Give the entries back exactly, dropping each image.

┌─ MATERIAL SUPPLIED

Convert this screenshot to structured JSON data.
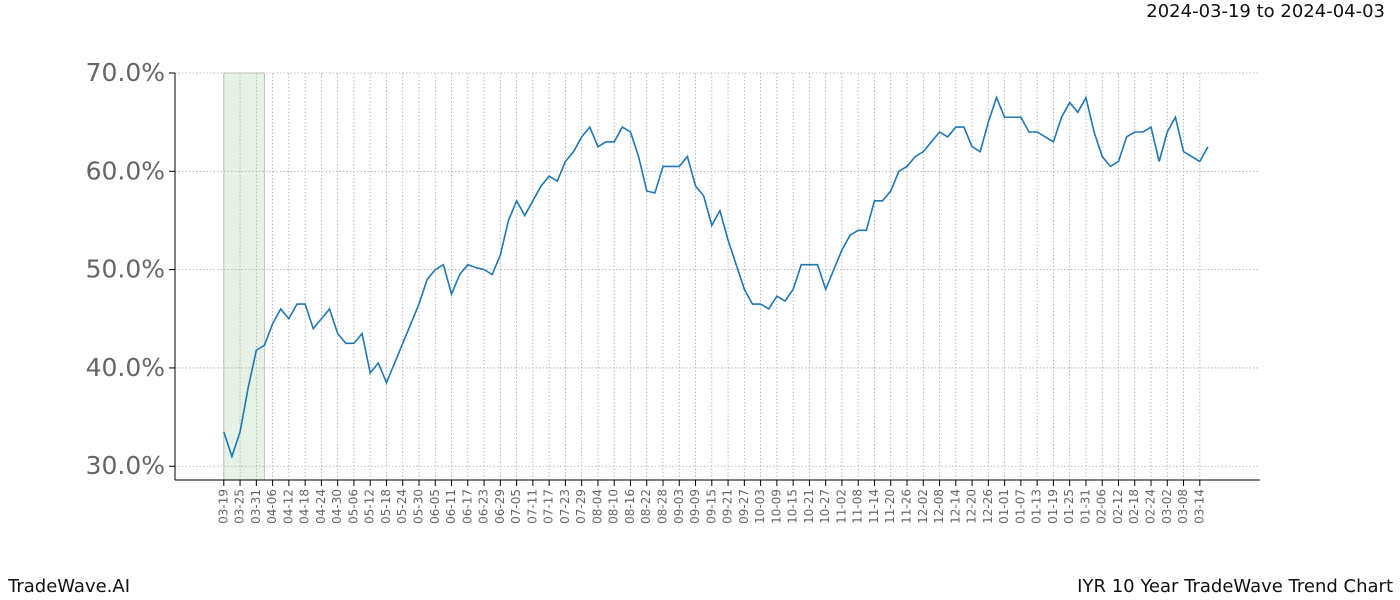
{
  "chart_data": {
    "type": "line",
    "subtitle": "2024-03-19 to 2024-04-03",
    "footer_left": "TradeWave.AI",
    "footer_right": "IYR 10 Year TradeWave Trend Chart",
    "categories": [
      "03-19",
      null,
      "03-25",
      null,
      "03-31",
      null,
      "04-06",
      null,
      "04-12",
      null,
      "04-18",
      null,
      "04-24",
      null,
      "04-30",
      null,
      "05-06",
      null,
      "05-12",
      null,
      "05-18",
      null,
      "05-24",
      null,
      "05-30",
      null,
      "06-05",
      null,
      "06-11",
      null,
      "06-17",
      null,
      "06-23",
      null,
      "06-29",
      null,
      "07-05",
      null,
      "07-11",
      null,
      "07-17",
      null,
      "07-23",
      null,
      "07-29",
      null,
      "08-04",
      null,
      "08-10",
      null,
      "08-16",
      null,
      "08-22",
      null,
      "08-28",
      null,
      "09-03",
      null,
      "09-09",
      null,
      "09-15",
      null,
      "09-21",
      null,
      "09-27",
      null,
      "10-03",
      null,
      "10-09",
      null,
      "10-15",
      null,
      "10-21",
      null,
      "10-27",
      null,
      "11-02",
      null,
      "11-08",
      null,
      "11-14",
      null,
      "11-20",
      null,
      "11-26",
      null,
      "12-02",
      null,
      "12-08",
      null,
      "12-14",
      null,
      "12-20",
      null,
      "12-26",
      null,
      "01-01",
      null,
      "01-07",
      null,
      "01-13",
      null,
      "01-19",
      null,
      "01-25",
      null,
      "01-31",
      null,
      "02-06",
      null,
      "02-12",
      null,
      "02-18",
      null,
      "02-24",
      null,
      "03-02",
      null,
      "03-08",
      null,
      "03-14",
      null
    ],
    "series": [
      {
        "color": "#1f77b4",
        "values": [
          33.5,
          31,
          33.5,
          38,
          41.8,
          42.3,
          44.5,
          46,
          45,
          46.5,
          46.5,
          44,
          45,
          46,
          43.5,
          42.5,
          42.5,
          43.5,
          39.5,
          40.5,
          38.5,
          40.5,
          42.5,
          44.5,
          46.5,
          49,
          50,
          50.5,
          47.5,
          49.5,
          50.5,
          50.2,
          50,
          49.5,
          51.5,
          55,
          57,
          55.5,
          57,
          58.5,
          59.5,
          59,
          61,
          62,
          63.5,
          64.5,
          62.5,
          63,
          63,
          64.5,
          64,
          61.5,
          58,
          57.8,
          60.5,
          60.5,
          60.5,
          61.5,
          58.5,
          57.5,
          54.5,
          56,
          53,
          50.5,
          48,
          46.5,
          46.5,
          46,
          47.3,
          46.8,
          48,
          50.5,
          50.5,
          50.5,
          48,
          50,
          52,
          53.5,
          54,
          54,
          57,
          57,
          58,
          60,
          60.5,
          61.5,
          62,
          63,
          64,
          63.5,
          64.5,
          64.5,
          62.5,
          62,
          65,
          67.5,
          65.5,
          65.5,
          65.5,
          64,
          64,
          63.5,
          63,
          65.5,
          67,
          66,
          67.5,
          64,
          61.5,
          60.5,
          61,
          63.5,
          64,
          64,
          64.5,
          61,
          64,
          65.5,
          62,
          61.5,
          61,
          62.5
        ]
      }
    ],
    "highlight": {
      "from": 0,
      "to": 5,
      "color": "#e6f2e6"
    },
    "xlim": [
      -6,
      127.4
    ],
    "ylim": [
      28.6,
      70
    ],
    "yticks": [
      {
        "value": 30,
        "label": "30.0%"
      },
      {
        "value": 40,
        "label": "40.0%"
      },
      {
        "value": 50,
        "label": "50.0%"
      },
      {
        "value": 60,
        "label": "60.0%"
      },
      {
        "value": 70,
        "label": "70.0%"
      }
    ],
    "grid": true
  }
}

└─

* WRITTEN SOLUTION *
Convert this screenshot to structured JSON data.
{
  "chart_data": {
    "type": "line",
    "subtitle": "2024-03-19 to 2024-04-03",
    "footer_left": "TradeWave.AI",
    "footer_right": "IYR 10 Year TradeWave Trend Chart",
    "categories": [
      "03-19",
      null,
      "03-25",
      null,
      "03-31",
      null,
      "04-06",
      null,
      "04-12",
      null,
      "04-18",
      null,
      "04-24",
      null,
      "04-30",
      null,
      "05-06",
      null,
      "05-12",
      null,
      "05-18",
      null,
      "05-24",
      null,
      "05-30",
      null,
      "06-05",
      null,
      "06-11",
      null,
      "06-17",
      null,
      "06-23",
      null,
      "06-29",
      null,
      "07-05",
      null,
      "07-11",
      null,
      "07-17",
      null,
      "07-23",
      null,
      "07-29",
      null,
      "08-04",
      null,
      "08-10",
      null,
      "08-16",
      null,
      "08-22",
      null,
      "08-28",
      null,
      "09-03",
      null,
      "09-09",
      null,
      "09-15",
      null,
      "09-21",
      null,
      "09-27",
      null,
      "10-03",
      null,
      "10-09",
      null,
      "10-15",
      null,
      "10-21",
      null,
      "10-27",
      null,
      "11-02",
      null,
      "11-08",
      null,
      "11-14",
      null,
      "11-20",
      null,
      "11-26",
      null,
      "12-02",
      null,
      "12-08",
      null,
      "12-14",
      null,
      "12-20",
      null,
      "12-26",
      null,
      "01-01",
      null,
      "01-07",
      null,
      "01-13",
      null,
      "01-19",
      null,
      "01-25",
      null,
      "01-31",
      null,
      "02-06",
      null,
      "02-12",
      null,
      "02-18",
      null,
      "02-24",
      null,
      "03-02",
      null,
      "03-08",
      null,
      "03-14",
      null
    ],
    "series": [
      {
        "color": "#1f77b4",
        "values": [
          33.5,
          31,
          33.5,
          38,
          41.8,
          42.3,
          44.5,
          46,
          45,
          46.5,
          46.5,
          44,
          45,
          46,
          43.5,
          42.5,
          42.5,
          43.5,
          39.5,
          40.5,
          38.5,
          40.5,
          42.5,
          44.5,
          46.5,
          49,
          50,
          50.5,
          47.5,
          49.5,
          50.5,
          50.2,
          50,
          49.5,
          51.5,
          55,
          57,
          55.5,
          57,
          58.5,
          59.5,
          59,
          61,
          62,
          63.5,
          64.5,
          62.5,
          63,
          63,
          64.5,
          64,
          61.5,
          58,
          57.8,
          60.5,
          60.5,
          60.5,
          61.5,
          58.5,
          57.5,
          54.5,
          56,
          53,
          50.5,
          48,
          46.5,
          46.5,
          46,
          47.3,
          46.8,
          48,
          50.5,
          50.5,
          50.5,
          48,
          50,
          52,
          53.5,
          54,
          54,
          57,
          57,
          58,
          60,
          60.5,
          61.5,
          62,
          63,
          64,
          63.5,
          64.5,
          64.5,
          62.5,
          62,
          65,
          67.5,
          65.5,
          65.5,
          65.5,
          64,
          64,
          63.5,
          63,
          65.5,
          67,
          66,
          67.5,
          64,
          61.5,
          60.5,
          61,
          63.5,
          64,
          64,
          64.5,
          61,
          64,
          65.5,
          62,
          61.5,
          61,
          62.5
        ]
      }
    ],
    "highlight": {
      "from": 0,
      "to": 5,
      "color": "#e6f2e6"
    },
    "xlim": [
      -6,
      127.4
    ],
    "ylim": [
      28.6,
      70
    ],
    "yticks": [
      {
        "value": 30,
        "label": "30.0%"
      },
      {
        "value": 40,
        "label": "40.0%"
      },
      {
        "value": 50,
        "label": "50.0%"
      },
      {
        "value": 60,
        "label": "60.0%"
      },
      {
        "value": 70,
        "label": "70.0%"
      }
    ],
    "grid": true
  }
}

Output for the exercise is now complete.